# WORK REQUIRED
Reproduce the data below line for line without changing anything, but leave out the pictures.

# STORED DATA
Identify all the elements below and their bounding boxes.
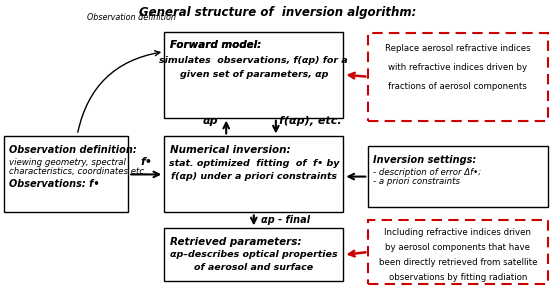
- Text: αp: αp: [203, 116, 219, 126]
- Text: fractions of aerosol components: fractions of aerosol components: [389, 82, 527, 91]
- Text: αp–describes optical properties: αp–describes optical properties: [170, 250, 338, 259]
- Text: simulates  observations, f(αp) for a: simulates observations, f(αp) for a: [159, 56, 348, 65]
- Text: of aerosol and surface: of aerosol and surface: [194, 263, 314, 272]
- Text: Forward model:: Forward model:: [170, 40, 261, 50]
- Text: f(αp) under a priori constraints: f(αp) under a priori constraints: [171, 172, 337, 181]
- FancyBboxPatch shape: [4, 136, 128, 213]
- Text: Including refractive indices driven: Including refractive indices driven: [385, 228, 532, 237]
- Text: f•: f•: [140, 157, 152, 166]
- Text: - description of error Δf•;: - description of error Δf•;: [373, 168, 481, 177]
- Text: Forward model:: Forward model:: [170, 40, 261, 50]
- Text: Retrieved parameters:: Retrieved parameters:: [170, 237, 301, 247]
- Text: observations by fitting radiation: observations by fitting radiation: [389, 273, 527, 282]
- Text: - a priori constraints: - a priori constraints: [373, 177, 459, 186]
- Text: αp - final: αp - final: [261, 215, 310, 225]
- Text: with refractive indices driven by: with refractive indices driven by: [389, 63, 528, 72]
- FancyBboxPatch shape: [368, 33, 548, 121]
- FancyBboxPatch shape: [164, 136, 343, 213]
- Text: by aerosol components that have: by aerosol components that have: [385, 243, 530, 252]
- Text: Observation definition: Observation definition: [87, 13, 176, 22]
- Text: stat. optimized  fitting  of  f• by: stat. optimized fitting of f• by: [169, 160, 339, 168]
- Text: Observations: f•: Observations: f•: [8, 179, 99, 189]
- Text: Inversion settings:: Inversion settings:: [373, 155, 476, 165]
- Text: given set of parameters, αp: given set of parameters, αp: [179, 70, 328, 79]
- Text: characteristics, coordinates etc.: characteristics, coordinates etc.: [8, 167, 146, 176]
- Text: Replace aerosol refractive indices: Replace aerosol refractive indices: [385, 44, 530, 53]
- FancyBboxPatch shape: [164, 228, 343, 281]
- Text: Observation definition:: Observation definition:: [8, 145, 136, 155]
- FancyBboxPatch shape: [164, 32, 343, 118]
- Text: General structure of  inversion algorithm:: General structure of inversion algorithm…: [139, 6, 416, 19]
- FancyBboxPatch shape: [368, 220, 548, 284]
- Text: f(αp), etc.: f(αp), etc.: [279, 116, 342, 126]
- Text: viewing geometry, spectral: viewing geometry, spectral: [8, 158, 125, 167]
- Text: Numerical inversion:: Numerical inversion:: [170, 145, 290, 155]
- FancyBboxPatch shape: [368, 146, 548, 207]
- Text: been directly retrieved from satellite: been directly retrieved from satellite: [378, 258, 537, 267]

# SOLVED PROBLEM
Identify all the elements below and their bounding boxes.
- Text: αp: αp: [203, 116, 219, 126]
- Text: fractions of aerosol components: fractions of aerosol components: [389, 82, 527, 91]
- Text: αp–describes optical properties: αp–describes optical properties: [170, 250, 338, 259]
- Text: simulates  observations, f(αp) for a: simulates observations, f(αp) for a: [159, 56, 348, 65]
- Text: of aerosol and surface: of aerosol and surface: [194, 263, 314, 272]
- Text: Forward model:: Forward model:: [170, 40, 261, 50]
- Text: f(αp) under a priori constraints: f(αp) under a priori constraints: [171, 172, 337, 181]
- FancyBboxPatch shape: [4, 136, 128, 213]
- Text: Including refractive indices driven: Including refractive indices driven: [385, 228, 532, 237]
- Text: f•: f•: [140, 157, 152, 166]
- Text: - description of error Δf•;: - description of error Δf•;: [373, 168, 481, 177]
- Text: Forward model:: Forward model:: [170, 40, 261, 50]
- Text: Retrieved parameters:: Retrieved parameters:: [170, 237, 301, 247]
- Text: observations by fitting radiation: observations by fitting radiation: [389, 273, 527, 282]
- Text: - a priori constraints: - a priori constraints: [373, 177, 459, 186]
- Text: αp - final: αp - final: [261, 215, 310, 225]
- Text: with refractive indices driven by: with refractive indices driven by: [389, 63, 528, 72]
- FancyBboxPatch shape: [368, 33, 548, 121]
- FancyBboxPatch shape: [164, 136, 343, 213]
- Text: by aerosol components that have: by aerosol components that have: [385, 243, 530, 252]
- Text: Observation definition: Observation definition: [87, 13, 176, 22]
- Text: stat. optimized  fitting  of  f• by: stat. optimized fitting of f• by: [169, 160, 339, 168]
- Text: Observations: f•: Observations: f•: [8, 179, 99, 189]
- Text: Inversion settings:: Inversion settings:: [373, 155, 476, 165]
- Text: given set of parameters, αp: given set of parameters, αp: [179, 70, 328, 79]
- Text: characteristics, coordinates etc.: characteristics, coordinates etc.: [8, 167, 146, 176]
- Text: Replace aerosol refractive indices: Replace aerosol refractive indices: [385, 44, 530, 53]
- FancyBboxPatch shape: [164, 228, 343, 281]
- Text: Observation definition:: Observation definition:: [8, 145, 136, 155]
- FancyBboxPatch shape: [164, 32, 343, 118]
- Text: General structure of  inversion algorithm:: General structure of inversion algorithm…: [139, 6, 416, 19]
- FancyBboxPatch shape: [368, 220, 548, 284]
- Text: f(αp), etc.: f(αp), etc.: [279, 116, 342, 126]
- Text: viewing geometry, spectral: viewing geometry, spectral: [8, 158, 125, 167]
- Text: Numerical inversion:: Numerical inversion:: [170, 145, 290, 155]
- FancyBboxPatch shape: [368, 146, 548, 207]
- Text: been directly retrieved from satellite: been directly retrieved from satellite: [378, 258, 537, 267]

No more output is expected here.